Given problem: Below you will find a set of lines. Repeat them all exactly.

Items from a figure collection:
──────────

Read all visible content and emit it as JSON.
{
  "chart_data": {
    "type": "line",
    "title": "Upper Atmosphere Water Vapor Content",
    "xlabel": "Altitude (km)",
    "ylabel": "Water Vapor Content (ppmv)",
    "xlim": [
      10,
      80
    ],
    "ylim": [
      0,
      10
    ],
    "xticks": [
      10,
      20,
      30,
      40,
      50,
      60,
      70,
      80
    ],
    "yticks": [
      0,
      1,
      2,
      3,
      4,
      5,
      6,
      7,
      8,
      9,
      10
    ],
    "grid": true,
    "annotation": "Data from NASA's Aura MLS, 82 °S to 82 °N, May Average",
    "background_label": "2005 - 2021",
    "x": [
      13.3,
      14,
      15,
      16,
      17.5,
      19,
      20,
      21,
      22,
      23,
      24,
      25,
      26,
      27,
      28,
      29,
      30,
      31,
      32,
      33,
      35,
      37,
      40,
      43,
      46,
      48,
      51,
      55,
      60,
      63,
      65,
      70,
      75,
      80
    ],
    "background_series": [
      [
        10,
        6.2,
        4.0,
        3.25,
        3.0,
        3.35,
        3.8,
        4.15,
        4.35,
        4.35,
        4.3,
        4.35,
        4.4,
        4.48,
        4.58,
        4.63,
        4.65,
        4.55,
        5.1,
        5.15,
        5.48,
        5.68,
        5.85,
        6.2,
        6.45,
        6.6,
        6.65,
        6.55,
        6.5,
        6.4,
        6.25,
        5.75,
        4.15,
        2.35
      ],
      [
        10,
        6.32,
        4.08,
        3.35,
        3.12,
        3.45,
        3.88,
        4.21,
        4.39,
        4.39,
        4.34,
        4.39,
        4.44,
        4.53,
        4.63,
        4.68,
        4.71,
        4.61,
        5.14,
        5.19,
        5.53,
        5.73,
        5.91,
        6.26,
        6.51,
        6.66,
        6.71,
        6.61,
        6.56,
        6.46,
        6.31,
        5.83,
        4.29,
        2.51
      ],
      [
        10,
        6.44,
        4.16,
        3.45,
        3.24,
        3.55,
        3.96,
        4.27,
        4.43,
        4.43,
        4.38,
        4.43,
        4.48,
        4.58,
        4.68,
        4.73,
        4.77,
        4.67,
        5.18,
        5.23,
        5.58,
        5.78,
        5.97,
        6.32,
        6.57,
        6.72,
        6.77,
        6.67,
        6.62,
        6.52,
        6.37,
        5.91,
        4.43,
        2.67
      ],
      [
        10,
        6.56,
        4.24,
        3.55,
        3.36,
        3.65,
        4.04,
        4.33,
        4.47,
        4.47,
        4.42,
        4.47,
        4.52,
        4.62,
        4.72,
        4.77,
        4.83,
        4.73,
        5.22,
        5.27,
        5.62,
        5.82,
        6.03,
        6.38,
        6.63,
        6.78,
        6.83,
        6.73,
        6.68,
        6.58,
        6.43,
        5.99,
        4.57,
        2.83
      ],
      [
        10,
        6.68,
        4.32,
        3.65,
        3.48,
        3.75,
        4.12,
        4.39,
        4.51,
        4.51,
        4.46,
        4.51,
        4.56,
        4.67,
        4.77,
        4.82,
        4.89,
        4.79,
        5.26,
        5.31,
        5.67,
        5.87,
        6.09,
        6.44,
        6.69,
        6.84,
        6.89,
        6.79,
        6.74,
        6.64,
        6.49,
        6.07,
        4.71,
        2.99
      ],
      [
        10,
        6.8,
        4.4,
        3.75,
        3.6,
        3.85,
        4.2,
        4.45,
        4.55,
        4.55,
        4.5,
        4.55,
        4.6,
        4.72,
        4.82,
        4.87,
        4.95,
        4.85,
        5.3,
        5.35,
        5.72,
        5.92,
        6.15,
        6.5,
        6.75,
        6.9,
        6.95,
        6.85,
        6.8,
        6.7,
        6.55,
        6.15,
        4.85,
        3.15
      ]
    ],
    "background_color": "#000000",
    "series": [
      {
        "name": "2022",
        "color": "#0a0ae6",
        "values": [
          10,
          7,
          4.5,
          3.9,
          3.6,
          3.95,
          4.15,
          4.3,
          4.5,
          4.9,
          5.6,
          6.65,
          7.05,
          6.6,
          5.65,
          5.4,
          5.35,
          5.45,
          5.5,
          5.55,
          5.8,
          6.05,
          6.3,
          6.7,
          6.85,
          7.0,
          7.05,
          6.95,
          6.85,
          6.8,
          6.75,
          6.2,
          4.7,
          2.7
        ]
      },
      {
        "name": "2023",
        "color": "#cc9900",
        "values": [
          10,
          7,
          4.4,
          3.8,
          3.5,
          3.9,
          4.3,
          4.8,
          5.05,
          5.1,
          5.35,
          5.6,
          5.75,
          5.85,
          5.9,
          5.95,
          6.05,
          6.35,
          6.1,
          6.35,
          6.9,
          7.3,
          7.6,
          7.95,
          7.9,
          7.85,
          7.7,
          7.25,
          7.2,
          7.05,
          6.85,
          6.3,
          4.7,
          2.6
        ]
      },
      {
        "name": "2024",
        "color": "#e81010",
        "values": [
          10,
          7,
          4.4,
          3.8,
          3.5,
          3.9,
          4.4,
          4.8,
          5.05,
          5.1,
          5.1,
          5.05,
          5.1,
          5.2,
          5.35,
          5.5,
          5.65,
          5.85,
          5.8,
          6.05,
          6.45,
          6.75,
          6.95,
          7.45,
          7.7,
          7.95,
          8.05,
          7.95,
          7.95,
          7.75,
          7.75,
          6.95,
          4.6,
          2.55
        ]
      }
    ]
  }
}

──────────

The output:
Read all visible content and emit it as JSON.
{
  "chart_data": {
    "type": "line",
    "title": "Upper Atmosphere Water Vapor Content",
    "xlabel": "Altitude (km)",
    "ylabel": "Water Vapor Content (ppmv)",
    "xlim": [
      10,
      80
    ],
    "ylim": [
      0,
      10
    ],
    "xticks": [
      10,
      20,
      30,
      40,
      50,
      60,
      70,
      80
    ],
    "yticks": [
      0,
      1,
      2,
      3,
      4,
      5,
      6,
      7,
      8,
      9,
      10
    ],
    "grid": true,
    "annotation": "Data from NASA's Aura MLS, 82 °S to 82 °N, May Average",
    "background_label": "2005 - 2021",
    "x": [
      13.3,
      14,
      15,
      16,
      17.5,
      19,
      20,
      21,
      22,
      23,
      24,
      25,
      26,
      27,
      28,
      29,
      30,
      31,
      32,
      33,
      35,
      37,
      40,
      43,
      46,
      48,
      51,
      55,
      60,
      63,
      65,
      70,
      75,
      80
    ],
    "background_series": [
      [
        10,
        6.2,
        4.0,
        3.25,
        3.0,
        3.35,
        3.8,
        4.15,
        4.35,
        4.35,
        4.3,
        4.35,
        4.4,
        4.48,
        4.58,
        4.63,
        4.65,
        4.55,
        5.1,
        5.15,
        5.48,
        5.68,
        5.85,
        6.2,
        6.45,
        6.6,
        6.65,
        6.55,
        6.5,
        6.4,
        6.25,
        5.75,
        4.15,
        2.35
      ],
      [
        10,
        6.32,
        4.08,
        3.35,
        3.12,
        3.45,
        3.88,
        4.21,
        4.39,
        4.39,
        4.34,
        4.39,
        4.44,
        4.53,
        4.63,
        4.68,
        4.71,
        4.61,
        5.14,
        5.19,
        5.53,
        5.73,
        5.91,
        6.26,
        6.51,
        6.66,
        6.71,
        6.61,
        6.56,
        6.46,
        6.31,
        5.83,
        4.29,
        2.51
      ],
      [
        10,
        6.44,
        4.16,
        3.45,
        3.24,
        3.55,
        3.96,
        4.27,
        4.43,
        4.43,
        4.38,
        4.43,
        4.48,
        4.58,
        4.68,
        4.73,
        4.77,
        4.67,
        5.18,
        5.23,
        5.58,
        5.78,
        5.97,
        6.32,
        6.57,
        6.72,
        6.77,
        6.67,
        6.62,
        6.52,
        6.37,
        5.91,
        4.43,
        2.67
      ],
      [
        10,
        6.56,
        4.24,
        3.55,
        3.36,
        3.65,
        4.04,
        4.33,
        4.47,
        4.47,
        4.42,
        4.47,
        4.52,
        4.62,
        4.72,
        4.77,
        4.83,
        4.73,
        5.22,
        5.27,
        5.62,
        5.82,
        6.03,
        6.38,
        6.63,
        6.78,
        6.83,
        6.73,
        6.68,
        6.58,
        6.43,
        5.99,
        4.57,
        2.83
      ],
      [
        10,
        6.68,
        4.32,
        3.65,
        3.48,
        3.75,
        4.12,
        4.39,
        4.51,
        4.51,
        4.46,
        4.51,
        4.56,
        4.67,
        4.77,
        4.82,
        4.89,
        4.79,
        5.26,
        5.31,
        5.67,
        5.87,
        6.09,
        6.44,
        6.69,
        6.84,
        6.89,
        6.79,
        6.74,
        6.64,
        6.49,
        6.07,
        4.71,
        2.99
      ],
      [
        10,
        6.8,
        4.4,
        3.75,
        3.6,
        3.85,
        4.2,
        4.45,
        4.55,
        4.55,
        4.5,
        4.55,
        4.6,
        4.72,
        4.82,
        4.87,
        4.95,
        4.85,
        5.3,
        5.35,
        5.72,
        5.92,
        6.15,
        6.5,
        6.75,
        6.9,
        6.95,
        6.85,
        6.8,
        6.7,
        6.55,
        6.15,
        4.85,
        3.15
      ]
    ],
    "background_color": "#000000",
    "series": [
      {
        "name": "2022",
        "color": "#0a0ae6",
        "values": [
          10,
          7,
          4.5,
          3.9,
          3.6,
          3.95,
          4.15,
          4.3,
          4.5,
          4.9,
          5.6,
          6.65,
          7.05,
          6.6,
          5.65,
          5.4,
          5.35,
          5.45,
          5.5,
          5.55,
          5.8,
          6.05,
          6.3,
          6.7,
          6.85,
          7.0,
          7.05,
          6.95,
          6.85,
          6.8,
          6.75,
          6.2,
          4.7,
          2.7
        ]
      },
      {
        "name": "2023",
        "color": "#cc9900",
        "values": [
          10,
          7,
          4.4,
          3.8,
          3.5,
          3.9,
          4.3,
          4.8,
          5.05,
          5.1,
          5.35,
          5.6,
          5.75,
          5.85,
          5.9,
          5.95,
          6.05,
          6.35,
          6.1,
          6.35,
          6.9,
          7.3,
          7.6,
          7.95,
          7.9,
          7.85,
          7.7,
          7.25,
          7.2,
          7.05,
          6.85,
          6.3,
          4.7,
          2.6
        ]
      },
      {
        "name": "2024",
        "color": "#e81010",
        "values": [
          10,
          7,
          4.4,
          3.8,
          3.5,
          3.9,
          4.4,
          4.8,
          5.05,
          5.1,
          5.1,
          5.05,
          5.1,
          5.2,
          5.35,
          5.5,
          5.65,
          5.85,
          5.8,
          6.05,
          6.45,
          6.75,
          6.95,
          7.45,
          7.7,
          7.95,
          8.05,
          7.95,
          7.95,
          7.75,
          7.75,
          6.95,
          4.6,
          2.55
        ]
      }
    ]
  }
}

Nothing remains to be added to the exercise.